Figure content listings:
>> Start

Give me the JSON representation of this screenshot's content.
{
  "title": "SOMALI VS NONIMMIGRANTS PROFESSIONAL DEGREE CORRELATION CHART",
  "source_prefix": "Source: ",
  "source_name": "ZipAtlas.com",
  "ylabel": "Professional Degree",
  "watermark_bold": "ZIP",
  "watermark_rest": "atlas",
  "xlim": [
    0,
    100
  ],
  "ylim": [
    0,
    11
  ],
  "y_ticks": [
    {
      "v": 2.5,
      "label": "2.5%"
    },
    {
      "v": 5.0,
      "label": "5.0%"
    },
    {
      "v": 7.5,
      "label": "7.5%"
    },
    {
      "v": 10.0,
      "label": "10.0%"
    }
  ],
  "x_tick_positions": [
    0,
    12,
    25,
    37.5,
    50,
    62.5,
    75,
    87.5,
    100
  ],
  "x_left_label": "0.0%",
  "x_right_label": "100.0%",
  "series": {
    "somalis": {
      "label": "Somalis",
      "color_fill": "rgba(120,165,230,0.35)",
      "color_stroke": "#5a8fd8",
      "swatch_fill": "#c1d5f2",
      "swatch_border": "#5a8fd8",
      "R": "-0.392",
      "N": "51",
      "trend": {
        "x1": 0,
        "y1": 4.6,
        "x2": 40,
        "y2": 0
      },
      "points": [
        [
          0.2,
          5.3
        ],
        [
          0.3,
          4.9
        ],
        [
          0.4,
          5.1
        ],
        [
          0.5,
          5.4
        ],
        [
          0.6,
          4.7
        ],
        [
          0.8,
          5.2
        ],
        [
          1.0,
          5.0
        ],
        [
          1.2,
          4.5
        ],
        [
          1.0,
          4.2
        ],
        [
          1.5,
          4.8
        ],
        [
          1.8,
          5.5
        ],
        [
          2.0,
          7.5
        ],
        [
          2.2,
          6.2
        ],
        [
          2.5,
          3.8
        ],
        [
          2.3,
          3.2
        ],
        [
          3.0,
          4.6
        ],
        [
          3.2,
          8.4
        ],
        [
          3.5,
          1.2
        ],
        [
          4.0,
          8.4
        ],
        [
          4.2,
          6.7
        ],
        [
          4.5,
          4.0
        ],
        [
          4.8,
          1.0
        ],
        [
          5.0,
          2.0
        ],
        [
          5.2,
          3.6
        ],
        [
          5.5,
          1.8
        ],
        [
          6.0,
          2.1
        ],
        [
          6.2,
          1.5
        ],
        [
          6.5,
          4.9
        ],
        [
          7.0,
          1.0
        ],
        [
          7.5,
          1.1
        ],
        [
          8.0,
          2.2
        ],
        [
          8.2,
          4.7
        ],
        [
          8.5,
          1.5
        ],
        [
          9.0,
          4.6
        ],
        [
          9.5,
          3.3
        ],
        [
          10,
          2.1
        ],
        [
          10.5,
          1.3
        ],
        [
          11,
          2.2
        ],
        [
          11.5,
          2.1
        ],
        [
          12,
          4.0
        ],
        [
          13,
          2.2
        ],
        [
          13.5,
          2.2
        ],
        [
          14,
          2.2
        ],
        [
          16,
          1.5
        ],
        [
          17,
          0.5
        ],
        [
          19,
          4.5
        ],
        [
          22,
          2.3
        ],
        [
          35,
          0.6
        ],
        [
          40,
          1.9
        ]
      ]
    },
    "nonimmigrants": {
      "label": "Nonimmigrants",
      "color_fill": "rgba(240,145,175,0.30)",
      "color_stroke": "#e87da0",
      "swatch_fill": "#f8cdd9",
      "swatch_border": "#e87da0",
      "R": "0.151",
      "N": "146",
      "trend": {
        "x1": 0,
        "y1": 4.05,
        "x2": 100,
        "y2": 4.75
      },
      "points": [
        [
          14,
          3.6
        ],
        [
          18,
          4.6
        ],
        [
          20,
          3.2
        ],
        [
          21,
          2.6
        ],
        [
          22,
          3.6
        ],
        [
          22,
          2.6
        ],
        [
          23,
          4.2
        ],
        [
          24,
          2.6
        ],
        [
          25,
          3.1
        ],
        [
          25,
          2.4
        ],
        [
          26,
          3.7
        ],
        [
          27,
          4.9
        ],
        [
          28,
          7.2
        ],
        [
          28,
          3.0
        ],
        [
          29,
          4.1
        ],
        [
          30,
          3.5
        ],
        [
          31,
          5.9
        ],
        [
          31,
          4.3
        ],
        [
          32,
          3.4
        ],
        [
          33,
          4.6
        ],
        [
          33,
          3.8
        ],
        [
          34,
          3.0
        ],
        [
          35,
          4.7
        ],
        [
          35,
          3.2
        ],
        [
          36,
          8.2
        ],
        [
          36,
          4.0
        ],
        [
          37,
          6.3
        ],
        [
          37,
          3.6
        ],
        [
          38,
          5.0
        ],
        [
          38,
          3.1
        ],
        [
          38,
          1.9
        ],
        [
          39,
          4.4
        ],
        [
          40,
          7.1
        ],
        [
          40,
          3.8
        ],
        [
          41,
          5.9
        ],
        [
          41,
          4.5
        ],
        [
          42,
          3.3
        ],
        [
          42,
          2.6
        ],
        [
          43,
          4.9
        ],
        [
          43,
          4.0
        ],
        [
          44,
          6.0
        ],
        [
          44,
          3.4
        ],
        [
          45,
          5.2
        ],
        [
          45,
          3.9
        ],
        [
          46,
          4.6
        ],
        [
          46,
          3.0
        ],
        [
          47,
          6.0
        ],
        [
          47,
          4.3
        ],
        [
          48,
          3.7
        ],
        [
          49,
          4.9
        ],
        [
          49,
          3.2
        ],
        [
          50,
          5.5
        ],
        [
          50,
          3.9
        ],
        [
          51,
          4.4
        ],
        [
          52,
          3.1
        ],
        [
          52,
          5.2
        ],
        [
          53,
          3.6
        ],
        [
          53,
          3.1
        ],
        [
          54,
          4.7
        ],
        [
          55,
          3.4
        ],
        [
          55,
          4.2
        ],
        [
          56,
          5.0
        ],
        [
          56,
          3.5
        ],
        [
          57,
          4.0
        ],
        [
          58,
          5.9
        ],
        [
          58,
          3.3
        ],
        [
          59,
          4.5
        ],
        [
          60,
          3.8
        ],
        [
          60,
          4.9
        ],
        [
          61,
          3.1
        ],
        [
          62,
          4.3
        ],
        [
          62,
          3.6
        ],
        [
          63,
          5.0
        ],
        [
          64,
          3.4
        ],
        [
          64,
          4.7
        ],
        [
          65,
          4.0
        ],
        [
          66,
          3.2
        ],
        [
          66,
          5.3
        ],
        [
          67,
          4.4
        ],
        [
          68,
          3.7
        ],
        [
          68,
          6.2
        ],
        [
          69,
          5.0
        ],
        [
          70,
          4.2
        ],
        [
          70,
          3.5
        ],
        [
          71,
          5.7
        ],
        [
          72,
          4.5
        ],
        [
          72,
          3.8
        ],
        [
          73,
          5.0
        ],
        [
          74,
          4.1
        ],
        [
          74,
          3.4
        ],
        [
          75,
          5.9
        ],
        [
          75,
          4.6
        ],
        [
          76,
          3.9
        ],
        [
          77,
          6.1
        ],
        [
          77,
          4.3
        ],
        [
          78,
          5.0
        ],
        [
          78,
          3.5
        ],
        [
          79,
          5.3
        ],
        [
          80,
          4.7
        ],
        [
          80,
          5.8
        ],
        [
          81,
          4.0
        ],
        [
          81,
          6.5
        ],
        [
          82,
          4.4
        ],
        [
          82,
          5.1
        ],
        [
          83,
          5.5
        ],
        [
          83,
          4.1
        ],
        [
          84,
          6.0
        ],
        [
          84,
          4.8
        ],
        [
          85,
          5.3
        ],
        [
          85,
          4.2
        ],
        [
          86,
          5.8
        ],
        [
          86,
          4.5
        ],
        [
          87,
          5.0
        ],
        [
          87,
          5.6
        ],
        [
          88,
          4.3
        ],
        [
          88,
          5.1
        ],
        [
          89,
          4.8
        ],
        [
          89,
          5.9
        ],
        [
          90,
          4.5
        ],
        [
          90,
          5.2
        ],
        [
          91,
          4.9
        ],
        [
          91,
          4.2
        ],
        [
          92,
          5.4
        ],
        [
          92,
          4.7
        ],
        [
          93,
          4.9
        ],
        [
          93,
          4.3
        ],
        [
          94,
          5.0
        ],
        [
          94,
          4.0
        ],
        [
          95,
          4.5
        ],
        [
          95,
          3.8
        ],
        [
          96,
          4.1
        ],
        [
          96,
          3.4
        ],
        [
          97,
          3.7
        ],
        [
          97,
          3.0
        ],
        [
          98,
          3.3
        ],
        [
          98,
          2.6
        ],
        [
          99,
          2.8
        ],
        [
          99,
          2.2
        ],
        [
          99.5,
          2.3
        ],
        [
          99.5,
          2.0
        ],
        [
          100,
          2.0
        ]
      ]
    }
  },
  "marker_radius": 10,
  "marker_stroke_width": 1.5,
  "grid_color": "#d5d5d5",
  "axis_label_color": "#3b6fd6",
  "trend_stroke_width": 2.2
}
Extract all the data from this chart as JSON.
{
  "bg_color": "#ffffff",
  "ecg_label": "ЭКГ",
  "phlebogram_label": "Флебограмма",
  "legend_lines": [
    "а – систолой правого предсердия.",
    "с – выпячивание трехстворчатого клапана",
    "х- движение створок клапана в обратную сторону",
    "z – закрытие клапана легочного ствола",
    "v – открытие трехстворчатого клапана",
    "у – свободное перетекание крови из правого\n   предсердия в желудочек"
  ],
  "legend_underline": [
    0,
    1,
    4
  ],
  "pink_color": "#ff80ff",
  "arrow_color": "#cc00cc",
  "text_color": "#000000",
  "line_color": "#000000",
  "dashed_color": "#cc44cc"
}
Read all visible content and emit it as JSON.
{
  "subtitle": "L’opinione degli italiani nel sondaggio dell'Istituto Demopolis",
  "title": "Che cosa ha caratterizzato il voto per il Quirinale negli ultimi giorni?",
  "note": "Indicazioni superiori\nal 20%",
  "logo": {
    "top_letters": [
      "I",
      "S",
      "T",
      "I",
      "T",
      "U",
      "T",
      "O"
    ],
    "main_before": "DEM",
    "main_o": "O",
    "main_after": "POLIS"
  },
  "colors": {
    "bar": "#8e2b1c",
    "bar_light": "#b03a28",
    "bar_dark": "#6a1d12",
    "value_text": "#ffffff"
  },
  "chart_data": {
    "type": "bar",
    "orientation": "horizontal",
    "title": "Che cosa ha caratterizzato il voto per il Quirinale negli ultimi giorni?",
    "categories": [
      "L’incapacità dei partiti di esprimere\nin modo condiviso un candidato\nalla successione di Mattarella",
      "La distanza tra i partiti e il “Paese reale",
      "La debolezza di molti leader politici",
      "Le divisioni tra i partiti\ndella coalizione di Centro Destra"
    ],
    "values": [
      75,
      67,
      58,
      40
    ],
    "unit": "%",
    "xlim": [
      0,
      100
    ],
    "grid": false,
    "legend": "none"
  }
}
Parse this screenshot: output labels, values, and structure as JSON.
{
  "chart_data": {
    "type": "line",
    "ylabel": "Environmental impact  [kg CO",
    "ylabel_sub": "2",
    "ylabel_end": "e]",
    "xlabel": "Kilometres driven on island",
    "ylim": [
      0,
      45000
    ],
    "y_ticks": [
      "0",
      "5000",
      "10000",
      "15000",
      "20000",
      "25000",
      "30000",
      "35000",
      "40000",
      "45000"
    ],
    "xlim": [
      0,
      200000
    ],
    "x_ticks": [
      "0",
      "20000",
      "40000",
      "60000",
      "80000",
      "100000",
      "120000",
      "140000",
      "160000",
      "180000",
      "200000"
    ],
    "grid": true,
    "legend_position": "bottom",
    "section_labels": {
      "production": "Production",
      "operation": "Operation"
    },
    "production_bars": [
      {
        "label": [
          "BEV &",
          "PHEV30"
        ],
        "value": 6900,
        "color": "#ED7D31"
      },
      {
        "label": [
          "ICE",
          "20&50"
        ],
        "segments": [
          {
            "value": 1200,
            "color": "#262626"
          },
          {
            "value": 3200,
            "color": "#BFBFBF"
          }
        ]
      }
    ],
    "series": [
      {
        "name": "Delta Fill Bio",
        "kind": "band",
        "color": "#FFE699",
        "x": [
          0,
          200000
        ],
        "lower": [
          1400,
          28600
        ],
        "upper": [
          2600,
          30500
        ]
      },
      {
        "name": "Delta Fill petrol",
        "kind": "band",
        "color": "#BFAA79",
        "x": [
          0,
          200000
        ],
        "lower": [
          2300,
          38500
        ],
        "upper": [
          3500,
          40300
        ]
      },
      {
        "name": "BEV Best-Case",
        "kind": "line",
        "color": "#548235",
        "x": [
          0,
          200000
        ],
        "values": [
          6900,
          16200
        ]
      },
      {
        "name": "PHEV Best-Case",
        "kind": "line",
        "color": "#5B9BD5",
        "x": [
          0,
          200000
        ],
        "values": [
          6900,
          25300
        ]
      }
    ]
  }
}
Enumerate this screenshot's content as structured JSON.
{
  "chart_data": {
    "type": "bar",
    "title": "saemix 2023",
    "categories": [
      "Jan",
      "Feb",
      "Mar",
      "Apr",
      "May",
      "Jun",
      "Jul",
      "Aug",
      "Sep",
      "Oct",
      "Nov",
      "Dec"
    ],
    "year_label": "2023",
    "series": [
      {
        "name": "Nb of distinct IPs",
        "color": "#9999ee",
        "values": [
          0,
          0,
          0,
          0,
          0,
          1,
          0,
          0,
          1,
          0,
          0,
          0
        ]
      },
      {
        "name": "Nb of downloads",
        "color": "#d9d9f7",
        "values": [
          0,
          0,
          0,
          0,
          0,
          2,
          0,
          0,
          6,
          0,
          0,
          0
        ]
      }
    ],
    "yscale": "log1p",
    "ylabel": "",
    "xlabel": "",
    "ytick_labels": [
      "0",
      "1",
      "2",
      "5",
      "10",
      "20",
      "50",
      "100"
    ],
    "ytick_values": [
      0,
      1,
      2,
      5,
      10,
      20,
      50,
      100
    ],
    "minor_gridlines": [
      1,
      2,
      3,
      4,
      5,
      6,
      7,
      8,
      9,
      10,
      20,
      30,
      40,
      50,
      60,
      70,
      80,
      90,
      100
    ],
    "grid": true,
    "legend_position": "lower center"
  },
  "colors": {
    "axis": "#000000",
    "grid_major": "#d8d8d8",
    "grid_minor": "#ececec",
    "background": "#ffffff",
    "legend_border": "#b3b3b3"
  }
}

>> End

→ AIM: From the data above, copy each line that holds "xlabel".

→ OUTPUT FOR THIS TASK:
    "xlabel": "Kilometres driven on island",
    "xlabel": "",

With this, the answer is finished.